# [Required work]
Below are some records. Copy every line in them that holds "background".

# [Supplied material]
##########
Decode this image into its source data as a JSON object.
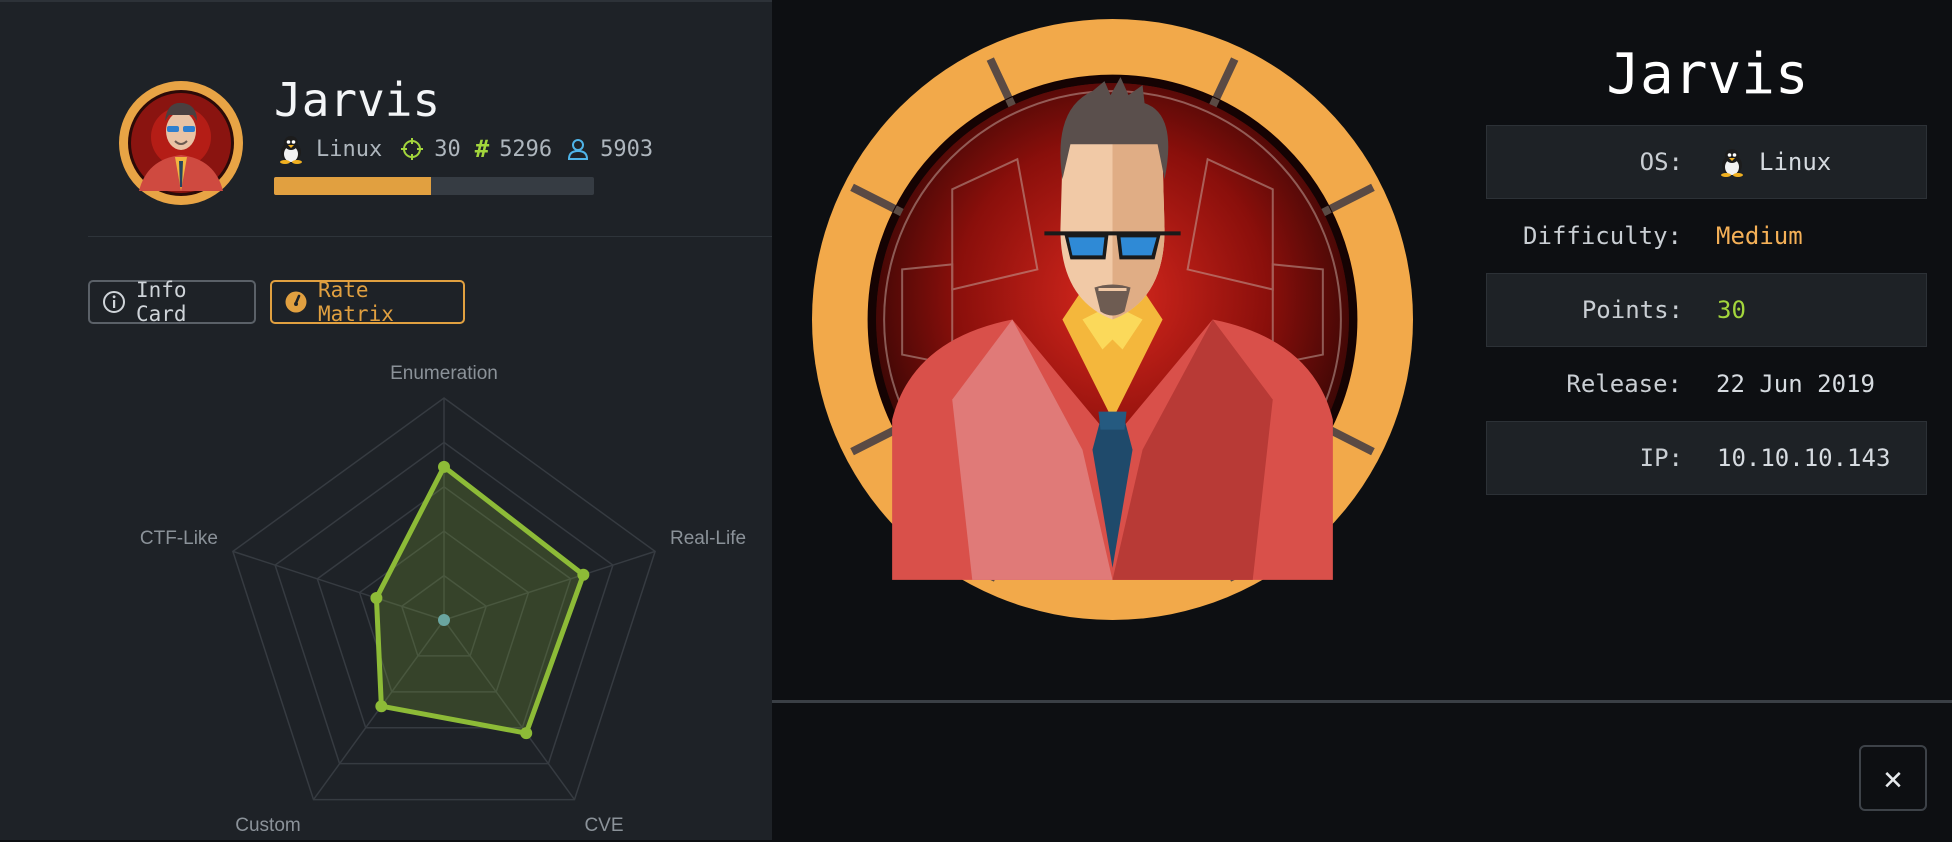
{
  "machine": {
    "name": "Jarvis",
    "os": "Linux",
    "points": "30",
    "owns": "5296",
    "users": "5903",
    "progress": 0.49
  },
  "buttons": {
    "info_card": "Info Card",
    "rate_matrix": "Rate Matrix"
  },
  "chart_data": {
    "type": "radar",
    "axes": [
      "Enumeration",
      "Real-Life",
      "CVE",
      "Custom",
      "CTF-Like"
    ],
    "values": [
      0.69,
      0.66,
      0.63,
      0.48,
      0.32
    ],
    "max": 1,
    "rings": 5,
    "series_color": "#8dbb37",
    "center_color": "#6aa5a0"
  },
  "details": {
    "title": "Jarvis",
    "rows": [
      {
        "label": "OS:",
        "value": "Linux"
      },
      {
        "label": "Difficulty:",
        "value": "Medium",
        "color": "#f4b057"
      },
      {
        "label": "Points:",
        "value": "30",
        "color": "#a3d63c"
      },
      {
        "label": "Release:",
        "value": "22 Jun 2019"
      },
      {
        "label": "IP:",
        "value": "10.10.10.143"
      }
    ]
  },
  "close_label": "✕",
  "colors": {
    "accent": "#e1a040",
    "green": "#8dbb37",
    "panel": "#1e2227",
    "background": "#0d0f12"
  }
}
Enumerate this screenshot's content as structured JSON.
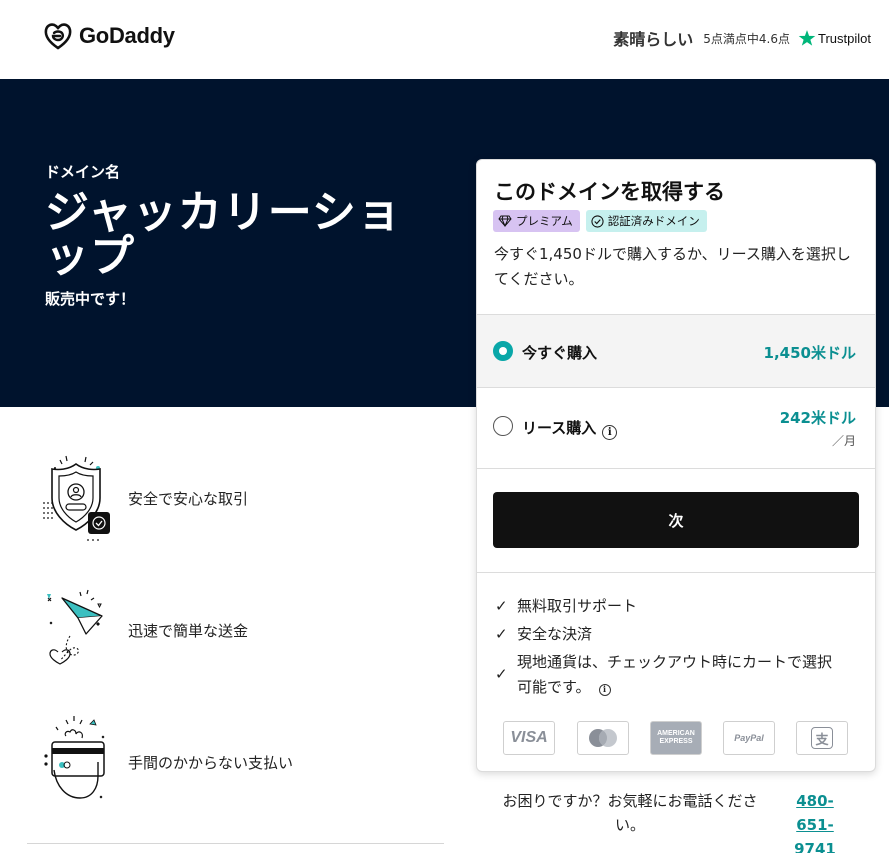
{
  "header": {
    "logo_text": "GoDaddy",
    "trustpilot": {
      "rating_label": "素晴らしい",
      "score_text": "5点満点中4.6点",
      "brand": "Trustpilot",
      "star_color": "#00b67a"
    }
  },
  "hero": {
    "label": "ドメイン名",
    "domain_name": "ジャッカリーショップ",
    "status": "販売中です！",
    "background": "#00132d"
  },
  "features": [
    {
      "icon": "secure-shield-icon",
      "text": "安全で安心な取引"
    },
    {
      "icon": "paper-plane-icon",
      "text": "迅速で簡単な送金"
    },
    {
      "icon": "card-payment-icon",
      "text": "手間のかからない支払い"
    }
  ],
  "card": {
    "title": "このドメインを取得する",
    "badges": {
      "premium": "プレミアム",
      "verified": "認証済みドメイン"
    },
    "description": "今すぐ1,450ドルで購入するか、リース購入を選択してください。",
    "options": {
      "buy_now": {
        "label": "今すぐ購入",
        "price": "1,450米ドル",
        "selected": true
      },
      "lease": {
        "label": "リース購入",
        "price": "242米ドル",
        "per": "／月",
        "selected": false
      }
    },
    "next_button": "次",
    "benefits": [
      "無料取引サポート",
      "安全な決済",
      "現地通貨は、チェックアウト時にカートで選択可能です。"
    ],
    "payment_methods": {
      "visa": "VISA",
      "mastercard": "mastercard-icon",
      "amex_line1": "AMERICAN",
      "amex_line2": "EXPRESS",
      "paypal": "PayPal",
      "alipay": "支"
    }
  },
  "help": {
    "text": "お困りですか？お気軽にお電話ください。",
    "phone": "480-651-9741"
  },
  "colors": {
    "accent": "#09a7a8",
    "price": "#0b8f91",
    "button": "#111111"
  }
}
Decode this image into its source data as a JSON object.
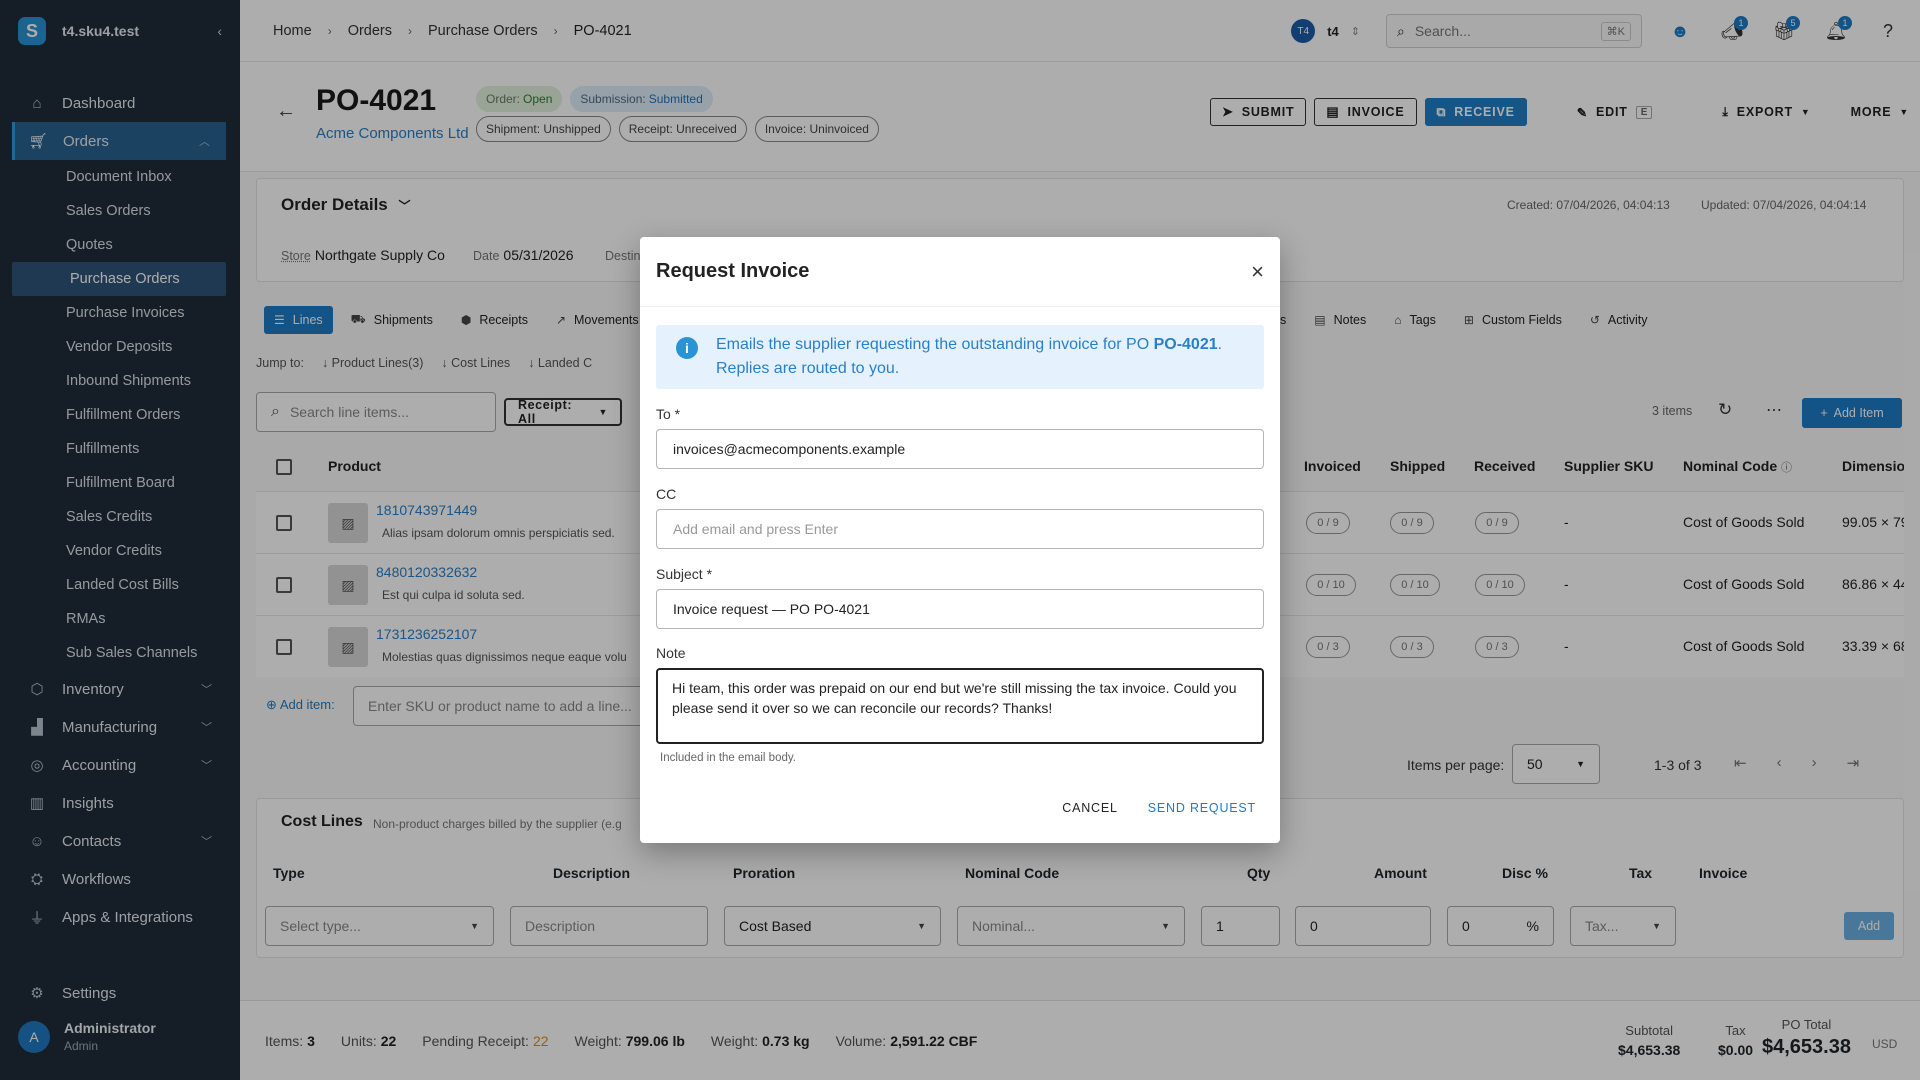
{
  "workspace": {
    "name": "t4.sku4.test",
    "logo_letter": "S"
  },
  "nav": {
    "dashboard": "Dashboard",
    "orders": "Orders",
    "orders_sub": [
      "Document Inbox",
      "Sales Orders",
      "Quotes",
      "Purchase Orders",
      "Purchase Invoices",
      "Vendor Deposits",
      "Inbound Shipments",
      "Fulfillment Orders",
      "Fulfillments",
      "Fulfillment Board",
      "Sales Credits",
      "Vendor Credits",
      "Landed Cost Bills",
      "RMAs",
      "Sub Sales Channels"
    ],
    "inventory": "Inventory",
    "manufacturing": "Manufacturing",
    "accounting": "Accounting",
    "insights": "Insights",
    "contacts": "Contacts",
    "workflows": "Workflows",
    "apps": "Apps & Integrations",
    "settings": "Settings"
  },
  "user": {
    "initial": "A",
    "name": "Administrator",
    "role": "Admin"
  },
  "breadcrumb": [
    "Home",
    "Orders",
    "Purchase Orders",
    "PO-4021"
  ],
  "topbar": {
    "org_badge": "T4",
    "org_name": "t4",
    "search_placeholder": "Search...",
    "search_kbd": "⌘K",
    "badges": [
      "1",
      "5",
      "1"
    ]
  },
  "po": {
    "number": "PO-4021",
    "vendor": "Acme Components Ltd",
    "chips_top": [
      {
        "k": "Order:",
        "v": "Open"
      },
      {
        "k": "Submission:",
        "v": "Submitted"
      }
    ],
    "chips_bottom": [
      "Shipment: Unshipped",
      "Receipt: Unreceived",
      "Invoice: Uninvoiced"
    ]
  },
  "actions": {
    "submit": "SUBMIT",
    "invoice": "INVOICE",
    "receive": "RECEIVE",
    "edit": "EDIT",
    "edit_kbd": "E",
    "export": "EXPORT",
    "more": "MORE"
  },
  "order_details": {
    "title": "Order Details",
    "created": "Created: 07/04/2026, 04:04:13",
    "updated": "Updated: 07/04/2026, 04:04:14",
    "store_label": "Store",
    "store": "Northgate Supply Co",
    "date_label": "Date",
    "date": "05/31/2026",
    "dest_label": "Destin"
  },
  "tabs": [
    "Lines",
    "Shipments",
    "Receipts",
    "Movements",
    "s",
    "Notes",
    "Tags",
    "Custom Fields",
    "Activity"
  ],
  "jump": {
    "label": "Jump to:",
    "items": [
      "Product Lines(3)",
      "Cost Lines",
      "Landed C"
    ]
  },
  "lines": {
    "search_placeholder": "Search line items...",
    "receipt_filter": "Receipt: All",
    "count": "3 items",
    "add_item": "Add Item",
    "headers": {
      "product": "Product",
      "invoiced": "Invoiced",
      "shipped": "Shipped",
      "received": "Received",
      "supplier_sku": "Supplier SKU",
      "nominal": "Nominal Code",
      "dimension": "Dimensior"
    },
    "rows": [
      {
        "sku": "1810743971449",
        "desc": "Alias ipsam dolorum omnis perspiciatis sed.",
        "invoiced": "0 / 9",
        "shipped": "0 / 9",
        "received": "0 / 9",
        "supplier_sku": "-",
        "nominal": "Cost of Goods Sold",
        "dim": "99.05 × 79"
      },
      {
        "sku": "8480120332632",
        "desc": "Est qui culpa id soluta sed.",
        "invoiced": "0 / 10",
        "shipped": "0 / 10",
        "received": "0 / 10",
        "supplier_sku": "-",
        "nominal": "Cost of Goods Sold",
        "dim": "86.86 × 44"
      },
      {
        "sku": "1731236252107",
        "desc": "Molestias quas dignissimos neque eaque volu",
        "invoiced": "0 / 3",
        "shipped": "0 / 3",
        "received": "0 / 3",
        "supplier_sku": "-",
        "nominal": "Cost of Goods Sold",
        "dim": "33.39 × 68"
      }
    ],
    "add_item_label": "Add item:",
    "add_item_placeholder": "Enter SKU or product name to add a line...",
    "per_page_label": "Items per page:",
    "per_page": "50",
    "range": "1-3 of 3"
  },
  "cost_lines": {
    "title": "Cost Lines",
    "subtitle": "Non-product charges billed by the supplier (e.g",
    "headers": [
      "Type",
      "Description",
      "Proration",
      "Nominal Code",
      "Qty",
      "Amount",
      "Disc %",
      "Tax",
      "Invoice"
    ],
    "type_placeholder": "Select type...",
    "desc_placeholder": "Description",
    "proration": "Cost Based",
    "nominal_placeholder": "Nominal...",
    "qty": "1",
    "amount": "0",
    "disc": "0",
    "disc_unit": "%",
    "tax_placeholder": "Tax...",
    "add": "Add"
  },
  "footer": {
    "items_label": "Items:",
    "items": "3",
    "units_label": "Units:",
    "units": "22",
    "pending_label": "Pending Receipt:",
    "pending": "22",
    "weight_label": "Weight:",
    "weight_lb": "799.06 lb",
    "weight_kg": "0.73 kg",
    "volume_label": "Volume:",
    "volume": "2,591.22 CBF",
    "subtotal_label": "Subtotal",
    "subtotal": "$4,653.38",
    "tax_label": "Tax",
    "tax": "$0.00",
    "total_label": "PO Total",
    "total": "$4,653.38",
    "currency": "USD"
  },
  "modal": {
    "title": "Request Invoice",
    "info_pre": "Emails the supplier requesting the outstanding invoice for PO ",
    "info_po": "PO-4021",
    "info_post": ". Replies are routed to you.",
    "to_label": "To *",
    "to_value": "invoices@acmecomponents.example",
    "cc_label": "CC",
    "cc_placeholder": "Add email and press Enter",
    "subject_label": "Subject *",
    "subject_value": "Invoice request — PO PO-4021",
    "note_label": "Note",
    "note_value": "Hi team, this order was prepaid on our end but we're still missing the tax invoice. Could you please send it over so we can reconcile our records? Thanks!",
    "note_help": "Included in the email body.",
    "cancel": "CANCEL",
    "send": "SEND REQUEST"
  }
}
##########
# [Exercise output]
    "background": "#0d0f12"
    "background": "#00132d"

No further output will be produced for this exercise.